Every record that follows should be printed verbatim.

[start of Provided data]

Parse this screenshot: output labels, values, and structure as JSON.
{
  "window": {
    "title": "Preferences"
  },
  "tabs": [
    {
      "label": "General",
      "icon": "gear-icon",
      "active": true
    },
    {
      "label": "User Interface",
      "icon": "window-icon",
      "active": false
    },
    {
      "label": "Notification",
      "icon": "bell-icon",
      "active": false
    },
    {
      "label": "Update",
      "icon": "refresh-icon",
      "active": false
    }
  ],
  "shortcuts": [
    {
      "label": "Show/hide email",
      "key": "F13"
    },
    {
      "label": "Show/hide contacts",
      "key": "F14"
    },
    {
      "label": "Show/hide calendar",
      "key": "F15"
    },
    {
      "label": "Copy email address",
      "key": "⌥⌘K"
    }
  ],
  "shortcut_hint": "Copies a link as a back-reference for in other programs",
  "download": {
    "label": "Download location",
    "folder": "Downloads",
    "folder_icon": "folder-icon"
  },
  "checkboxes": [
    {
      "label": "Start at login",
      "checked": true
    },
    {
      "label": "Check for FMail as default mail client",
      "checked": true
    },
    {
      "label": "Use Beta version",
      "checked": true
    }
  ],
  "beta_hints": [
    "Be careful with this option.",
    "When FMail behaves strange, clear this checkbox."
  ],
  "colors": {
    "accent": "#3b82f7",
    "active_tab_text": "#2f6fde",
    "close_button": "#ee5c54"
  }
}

[end of Provided data]

Answer to the task
Parse this screenshot: output labels, values, and structure as JSON.
{
  "window": {
    "title": "Preferences"
  },
  "tabs": [
    {
      "label": "General",
      "icon": "gear-icon",
      "active": true
    },
    {
      "label": "User Interface",
      "icon": "window-icon",
      "active": false
    },
    {
      "label": "Notification",
      "icon": "bell-icon",
      "active": false
    },
    {
      "label": "Update",
      "icon": "refresh-icon",
      "active": false
    }
  ],
  "shortcuts": [
    {
      "label": "Show/hide email",
      "key": "F13"
    },
    {
      "label": "Show/hide contacts",
      "key": "F14"
    },
    {
      "label": "Show/hide calendar",
      "key": "F15"
    },
    {
      "label": "Copy email address",
      "key": "⌥⌘K"
    }
  ],
  "shortcut_hint": "Copies a link as a back-reference for in other programs",
  "download": {
    "label": "Download location",
    "folder": "Downloads",
    "folder_icon": "folder-icon"
  },
  "checkboxes": [
    {
      "label": "Start at login",
      "checked": true
    },
    {
      "label": "Check for FMail as default mail client",
      "checked": true
    },
    {
      "label": "Use Beta version",
      "checked": true
    }
  ],
  "beta_hints": [
    "Be careful with this option.",
    "When FMail behaves strange, clear this checkbox."
  ],
  "colors": {
    "accent": "#3b82f7",
    "active_tab_text": "#2f6fde",
    "close_button": "#ee5c54"
  }
}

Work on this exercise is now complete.